* GIVEN REQUEST *
Every line of the data that contains the string "Southern" must be copied.
------------------------------------------------------------
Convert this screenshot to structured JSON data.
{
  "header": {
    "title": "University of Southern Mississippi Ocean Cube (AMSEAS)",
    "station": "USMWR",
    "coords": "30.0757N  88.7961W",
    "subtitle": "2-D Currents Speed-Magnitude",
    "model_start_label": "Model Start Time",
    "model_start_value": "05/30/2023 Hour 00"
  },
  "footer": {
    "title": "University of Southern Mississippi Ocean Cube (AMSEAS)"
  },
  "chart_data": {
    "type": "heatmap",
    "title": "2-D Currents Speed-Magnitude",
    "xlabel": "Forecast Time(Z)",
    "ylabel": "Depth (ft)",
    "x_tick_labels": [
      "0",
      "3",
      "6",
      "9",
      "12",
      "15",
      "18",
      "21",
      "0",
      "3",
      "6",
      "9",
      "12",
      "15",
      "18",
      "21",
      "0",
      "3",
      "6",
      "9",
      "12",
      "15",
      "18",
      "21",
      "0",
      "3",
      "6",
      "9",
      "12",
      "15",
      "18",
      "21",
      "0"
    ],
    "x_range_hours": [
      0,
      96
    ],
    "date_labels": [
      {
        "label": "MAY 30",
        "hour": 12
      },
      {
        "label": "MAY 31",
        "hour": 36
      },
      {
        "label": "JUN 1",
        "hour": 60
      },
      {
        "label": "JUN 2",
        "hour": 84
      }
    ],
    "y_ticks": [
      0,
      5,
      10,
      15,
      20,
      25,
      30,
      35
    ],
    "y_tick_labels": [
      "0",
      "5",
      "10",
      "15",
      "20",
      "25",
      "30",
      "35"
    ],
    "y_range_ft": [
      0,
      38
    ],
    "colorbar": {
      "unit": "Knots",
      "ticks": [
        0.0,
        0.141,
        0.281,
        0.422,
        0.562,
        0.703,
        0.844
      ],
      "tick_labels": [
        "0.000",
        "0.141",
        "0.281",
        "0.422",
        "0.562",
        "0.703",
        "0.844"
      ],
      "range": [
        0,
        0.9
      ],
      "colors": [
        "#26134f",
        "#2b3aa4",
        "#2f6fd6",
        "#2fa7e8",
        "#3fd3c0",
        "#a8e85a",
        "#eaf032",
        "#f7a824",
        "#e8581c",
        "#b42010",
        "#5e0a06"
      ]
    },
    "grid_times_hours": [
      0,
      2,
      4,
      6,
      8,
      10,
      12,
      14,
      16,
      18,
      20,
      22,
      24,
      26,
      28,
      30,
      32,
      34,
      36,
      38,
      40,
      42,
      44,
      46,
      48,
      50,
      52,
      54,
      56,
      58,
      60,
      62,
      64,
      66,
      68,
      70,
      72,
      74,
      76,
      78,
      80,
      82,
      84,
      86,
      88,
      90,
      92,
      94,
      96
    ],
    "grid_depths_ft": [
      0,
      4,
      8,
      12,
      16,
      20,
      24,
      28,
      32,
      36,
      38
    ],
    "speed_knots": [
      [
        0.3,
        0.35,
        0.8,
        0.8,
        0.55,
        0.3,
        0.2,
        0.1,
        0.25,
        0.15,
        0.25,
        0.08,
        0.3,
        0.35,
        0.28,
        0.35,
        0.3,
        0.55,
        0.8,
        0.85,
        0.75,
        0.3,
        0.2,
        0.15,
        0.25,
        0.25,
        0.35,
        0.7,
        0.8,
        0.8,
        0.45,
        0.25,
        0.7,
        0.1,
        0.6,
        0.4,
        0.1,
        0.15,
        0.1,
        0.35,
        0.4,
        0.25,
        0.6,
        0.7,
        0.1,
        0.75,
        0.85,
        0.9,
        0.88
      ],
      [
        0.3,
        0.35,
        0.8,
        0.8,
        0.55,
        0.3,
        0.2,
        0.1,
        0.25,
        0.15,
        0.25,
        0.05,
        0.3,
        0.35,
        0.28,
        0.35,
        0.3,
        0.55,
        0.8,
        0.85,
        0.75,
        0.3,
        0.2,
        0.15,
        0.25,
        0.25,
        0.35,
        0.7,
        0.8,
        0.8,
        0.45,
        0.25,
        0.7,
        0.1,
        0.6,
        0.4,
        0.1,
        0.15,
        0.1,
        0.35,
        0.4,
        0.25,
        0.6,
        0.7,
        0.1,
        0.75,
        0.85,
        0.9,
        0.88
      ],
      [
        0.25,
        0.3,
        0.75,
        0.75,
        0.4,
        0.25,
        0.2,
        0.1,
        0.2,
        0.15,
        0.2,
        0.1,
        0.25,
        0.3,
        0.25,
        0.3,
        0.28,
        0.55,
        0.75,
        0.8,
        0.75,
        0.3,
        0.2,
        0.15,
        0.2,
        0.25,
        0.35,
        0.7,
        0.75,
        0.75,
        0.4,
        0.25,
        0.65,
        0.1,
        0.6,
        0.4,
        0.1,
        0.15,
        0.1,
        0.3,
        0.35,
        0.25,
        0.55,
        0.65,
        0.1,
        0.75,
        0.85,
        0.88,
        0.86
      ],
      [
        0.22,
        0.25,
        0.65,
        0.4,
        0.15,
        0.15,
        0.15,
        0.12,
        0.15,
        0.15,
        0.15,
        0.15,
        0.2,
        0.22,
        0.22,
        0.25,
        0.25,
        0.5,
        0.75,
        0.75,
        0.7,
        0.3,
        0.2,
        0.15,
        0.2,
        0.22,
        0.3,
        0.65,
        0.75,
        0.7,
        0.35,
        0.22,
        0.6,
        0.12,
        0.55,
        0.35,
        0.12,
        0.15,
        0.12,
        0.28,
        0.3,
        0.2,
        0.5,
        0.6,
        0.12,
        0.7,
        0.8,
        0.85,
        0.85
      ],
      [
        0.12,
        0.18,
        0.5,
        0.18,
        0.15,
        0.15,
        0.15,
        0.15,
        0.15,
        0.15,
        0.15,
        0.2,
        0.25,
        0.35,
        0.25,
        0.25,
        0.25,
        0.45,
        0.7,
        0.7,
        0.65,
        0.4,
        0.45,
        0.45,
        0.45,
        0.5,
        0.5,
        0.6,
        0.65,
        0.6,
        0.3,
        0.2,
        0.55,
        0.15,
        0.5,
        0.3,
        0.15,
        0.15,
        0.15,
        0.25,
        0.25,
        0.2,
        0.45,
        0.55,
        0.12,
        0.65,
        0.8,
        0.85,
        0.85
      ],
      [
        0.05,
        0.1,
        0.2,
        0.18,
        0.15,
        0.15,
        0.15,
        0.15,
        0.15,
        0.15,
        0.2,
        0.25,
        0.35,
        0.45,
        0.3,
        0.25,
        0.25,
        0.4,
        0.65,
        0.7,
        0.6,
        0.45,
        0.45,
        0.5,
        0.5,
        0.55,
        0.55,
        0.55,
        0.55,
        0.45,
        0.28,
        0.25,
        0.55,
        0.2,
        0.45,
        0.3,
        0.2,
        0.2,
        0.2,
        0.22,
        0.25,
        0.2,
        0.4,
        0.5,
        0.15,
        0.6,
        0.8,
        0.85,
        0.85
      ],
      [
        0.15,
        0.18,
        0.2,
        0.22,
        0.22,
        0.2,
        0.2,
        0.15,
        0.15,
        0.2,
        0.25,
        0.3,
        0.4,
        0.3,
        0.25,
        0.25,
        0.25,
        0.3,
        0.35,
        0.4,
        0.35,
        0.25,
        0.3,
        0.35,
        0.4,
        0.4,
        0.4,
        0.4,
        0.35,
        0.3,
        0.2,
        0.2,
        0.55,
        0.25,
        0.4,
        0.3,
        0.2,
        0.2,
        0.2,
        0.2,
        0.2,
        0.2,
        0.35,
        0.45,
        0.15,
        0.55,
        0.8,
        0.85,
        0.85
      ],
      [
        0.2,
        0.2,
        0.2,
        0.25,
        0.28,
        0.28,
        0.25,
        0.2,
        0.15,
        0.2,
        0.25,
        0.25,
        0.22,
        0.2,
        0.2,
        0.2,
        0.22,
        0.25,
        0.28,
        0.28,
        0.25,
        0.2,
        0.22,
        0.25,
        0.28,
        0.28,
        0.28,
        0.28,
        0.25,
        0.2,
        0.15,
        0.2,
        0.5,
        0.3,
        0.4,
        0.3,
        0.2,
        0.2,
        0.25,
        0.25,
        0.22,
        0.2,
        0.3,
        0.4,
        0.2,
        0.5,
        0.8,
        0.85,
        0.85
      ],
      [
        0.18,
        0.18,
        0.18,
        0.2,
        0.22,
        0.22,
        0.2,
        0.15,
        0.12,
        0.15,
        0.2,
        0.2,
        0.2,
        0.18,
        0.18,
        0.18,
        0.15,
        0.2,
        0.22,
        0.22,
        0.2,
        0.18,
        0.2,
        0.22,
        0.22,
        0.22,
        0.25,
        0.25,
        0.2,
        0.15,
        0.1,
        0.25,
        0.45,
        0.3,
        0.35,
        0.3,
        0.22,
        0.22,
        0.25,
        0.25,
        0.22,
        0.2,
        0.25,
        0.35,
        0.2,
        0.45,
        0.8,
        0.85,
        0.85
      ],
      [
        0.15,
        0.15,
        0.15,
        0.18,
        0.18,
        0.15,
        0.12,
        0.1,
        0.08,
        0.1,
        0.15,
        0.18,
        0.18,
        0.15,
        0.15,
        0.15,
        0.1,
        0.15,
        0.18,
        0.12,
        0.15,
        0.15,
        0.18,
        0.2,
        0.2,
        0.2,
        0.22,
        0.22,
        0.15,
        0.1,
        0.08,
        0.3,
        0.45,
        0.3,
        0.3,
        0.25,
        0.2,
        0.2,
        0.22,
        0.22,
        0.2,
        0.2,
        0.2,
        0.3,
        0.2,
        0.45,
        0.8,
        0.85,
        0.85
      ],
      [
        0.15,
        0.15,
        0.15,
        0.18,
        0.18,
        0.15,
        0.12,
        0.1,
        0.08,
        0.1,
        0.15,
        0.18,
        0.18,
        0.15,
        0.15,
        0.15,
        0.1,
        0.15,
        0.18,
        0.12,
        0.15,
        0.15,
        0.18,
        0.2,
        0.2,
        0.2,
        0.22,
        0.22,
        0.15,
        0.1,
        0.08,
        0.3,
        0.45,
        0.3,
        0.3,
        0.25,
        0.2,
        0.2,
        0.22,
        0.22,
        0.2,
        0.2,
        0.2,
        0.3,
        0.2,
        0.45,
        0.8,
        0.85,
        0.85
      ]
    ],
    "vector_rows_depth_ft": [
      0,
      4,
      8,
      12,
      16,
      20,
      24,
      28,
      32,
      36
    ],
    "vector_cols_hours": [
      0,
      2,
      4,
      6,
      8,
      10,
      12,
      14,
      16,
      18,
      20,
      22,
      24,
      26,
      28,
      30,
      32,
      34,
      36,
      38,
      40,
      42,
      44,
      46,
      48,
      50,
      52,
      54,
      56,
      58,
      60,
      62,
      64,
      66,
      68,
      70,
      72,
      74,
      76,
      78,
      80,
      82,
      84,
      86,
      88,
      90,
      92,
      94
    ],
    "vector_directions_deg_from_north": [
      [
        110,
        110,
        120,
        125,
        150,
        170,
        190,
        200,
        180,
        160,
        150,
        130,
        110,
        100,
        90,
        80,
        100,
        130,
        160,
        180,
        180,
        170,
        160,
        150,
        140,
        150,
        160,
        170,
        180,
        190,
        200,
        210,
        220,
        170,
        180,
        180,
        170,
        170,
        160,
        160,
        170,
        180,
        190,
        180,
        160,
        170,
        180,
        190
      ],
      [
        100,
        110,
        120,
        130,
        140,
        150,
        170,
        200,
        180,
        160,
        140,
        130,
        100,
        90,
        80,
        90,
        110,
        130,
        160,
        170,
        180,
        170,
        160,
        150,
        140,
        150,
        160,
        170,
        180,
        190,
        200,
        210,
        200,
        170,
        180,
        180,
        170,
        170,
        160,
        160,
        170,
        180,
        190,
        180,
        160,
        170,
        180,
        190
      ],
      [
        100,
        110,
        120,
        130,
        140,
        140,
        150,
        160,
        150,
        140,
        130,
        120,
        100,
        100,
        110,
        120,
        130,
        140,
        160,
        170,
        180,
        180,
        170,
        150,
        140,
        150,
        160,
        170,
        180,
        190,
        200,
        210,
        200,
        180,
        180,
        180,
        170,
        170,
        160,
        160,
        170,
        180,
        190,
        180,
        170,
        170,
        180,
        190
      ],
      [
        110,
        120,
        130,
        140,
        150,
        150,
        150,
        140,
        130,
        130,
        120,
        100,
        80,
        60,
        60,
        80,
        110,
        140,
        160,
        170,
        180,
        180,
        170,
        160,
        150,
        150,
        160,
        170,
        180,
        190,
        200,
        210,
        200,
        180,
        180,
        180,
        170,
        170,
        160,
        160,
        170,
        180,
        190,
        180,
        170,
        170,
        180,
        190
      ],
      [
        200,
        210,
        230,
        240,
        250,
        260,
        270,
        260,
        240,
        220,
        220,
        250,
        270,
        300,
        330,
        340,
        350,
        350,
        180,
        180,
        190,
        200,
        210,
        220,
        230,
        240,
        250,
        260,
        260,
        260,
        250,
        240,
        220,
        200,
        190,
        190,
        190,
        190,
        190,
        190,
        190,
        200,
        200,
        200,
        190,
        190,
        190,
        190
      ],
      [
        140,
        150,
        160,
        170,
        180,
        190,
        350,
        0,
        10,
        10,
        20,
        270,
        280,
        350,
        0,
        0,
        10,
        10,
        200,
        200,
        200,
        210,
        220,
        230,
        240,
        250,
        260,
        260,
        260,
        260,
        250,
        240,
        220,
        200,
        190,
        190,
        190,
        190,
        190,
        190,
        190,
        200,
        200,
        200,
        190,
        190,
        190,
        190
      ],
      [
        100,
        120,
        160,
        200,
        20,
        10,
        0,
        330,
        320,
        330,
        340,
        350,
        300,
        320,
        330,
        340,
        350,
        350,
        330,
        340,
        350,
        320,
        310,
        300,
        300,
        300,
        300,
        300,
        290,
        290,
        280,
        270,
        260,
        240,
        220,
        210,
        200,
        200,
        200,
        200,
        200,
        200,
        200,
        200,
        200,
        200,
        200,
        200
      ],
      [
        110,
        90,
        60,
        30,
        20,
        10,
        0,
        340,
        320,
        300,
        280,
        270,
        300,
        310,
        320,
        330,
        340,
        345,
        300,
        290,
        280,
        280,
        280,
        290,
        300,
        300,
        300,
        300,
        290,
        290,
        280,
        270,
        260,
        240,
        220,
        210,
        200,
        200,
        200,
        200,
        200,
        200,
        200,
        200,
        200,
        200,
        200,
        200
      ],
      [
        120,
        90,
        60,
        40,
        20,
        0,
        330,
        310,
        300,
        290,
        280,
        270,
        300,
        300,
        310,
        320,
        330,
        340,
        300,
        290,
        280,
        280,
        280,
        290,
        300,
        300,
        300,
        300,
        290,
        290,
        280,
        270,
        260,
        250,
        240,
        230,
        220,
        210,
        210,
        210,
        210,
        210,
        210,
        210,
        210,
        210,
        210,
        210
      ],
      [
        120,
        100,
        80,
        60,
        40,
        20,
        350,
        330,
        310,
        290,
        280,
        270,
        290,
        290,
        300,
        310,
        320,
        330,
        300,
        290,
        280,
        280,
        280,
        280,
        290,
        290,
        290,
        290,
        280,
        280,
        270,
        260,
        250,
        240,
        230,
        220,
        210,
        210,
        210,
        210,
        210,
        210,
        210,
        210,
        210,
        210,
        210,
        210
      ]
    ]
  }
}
------------------------------------------------------------
* TASK SOLUTION *
    "title": "University of Southern Mississippi Ocean Cube (AMSEAS)",
    "title": "University of Southern Mississippi Ocean Cube (AMSEAS)"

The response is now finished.